(Records about charts and figures)
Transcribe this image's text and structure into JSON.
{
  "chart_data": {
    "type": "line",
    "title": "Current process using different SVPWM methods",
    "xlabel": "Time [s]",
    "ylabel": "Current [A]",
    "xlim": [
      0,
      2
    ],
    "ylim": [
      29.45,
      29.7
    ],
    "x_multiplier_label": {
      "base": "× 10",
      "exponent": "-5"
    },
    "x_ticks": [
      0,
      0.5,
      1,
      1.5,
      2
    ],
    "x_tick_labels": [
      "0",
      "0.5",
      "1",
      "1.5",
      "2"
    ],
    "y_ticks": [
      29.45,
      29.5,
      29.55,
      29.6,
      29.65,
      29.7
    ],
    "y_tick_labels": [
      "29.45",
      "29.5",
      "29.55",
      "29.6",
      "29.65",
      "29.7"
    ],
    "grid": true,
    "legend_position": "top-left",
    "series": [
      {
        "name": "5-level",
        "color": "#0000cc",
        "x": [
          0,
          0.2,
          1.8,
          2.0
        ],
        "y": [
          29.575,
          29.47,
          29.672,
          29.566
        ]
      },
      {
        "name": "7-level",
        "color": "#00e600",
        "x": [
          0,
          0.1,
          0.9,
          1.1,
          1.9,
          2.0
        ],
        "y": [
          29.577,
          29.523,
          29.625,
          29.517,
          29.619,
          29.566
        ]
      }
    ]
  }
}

SET TASK ::
Exactly as written above, please repeat the entries.

FINISHED TASK ::
Transcribe this image's text and structure into JSON.
{
  "chart_data": {
    "type": "line",
    "title": "Current process using different SVPWM methods",
    "xlabel": "Time [s]",
    "ylabel": "Current [A]",
    "xlim": [
      0,
      2
    ],
    "ylim": [
      29.45,
      29.7
    ],
    "x_multiplier_label": {
      "base": "× 10",
      "exponent": "-5"
    },
    "x_ticks": [
      0,
      0.5,
      1,
      1.5,
      2
    ],
    "x_tick_labels": [
      "0",
      "0.5",
      "1",
      "1.5",
      "2"
    ],
    "y_ticks": [
      29.45,
      29.5,
      29.55,
      29.6,
      29.65,
      29.7
    ],
    "y_tick_labels": [
      "29.45",
      "29.5",
      "29.55",
      "29.6",
      "29.65",
      "29.7"
    ],
    "grid": true,
    "legend_position": "top-left",
    "series": [
      {
        "name": "5-level",
        "color": "#0000cc",
        "x": [
          0,
          0.2,
          1.8,
          2.0
        ],
        "y": [
          29.575,
          29.47,
          29.672,
          29.566
        ]
      },
      {
        "name": "7-level",
        "color": "#00e600",
        "x": [
          0,
          0.1,
          0.9,
          1.1,
          1.9,
          2.0
        ],
        "y": [
          29.577,
          29.523,
          29.625,
          29.517,
          29.619,
          29.566
        ]
      }
    ]
  }
}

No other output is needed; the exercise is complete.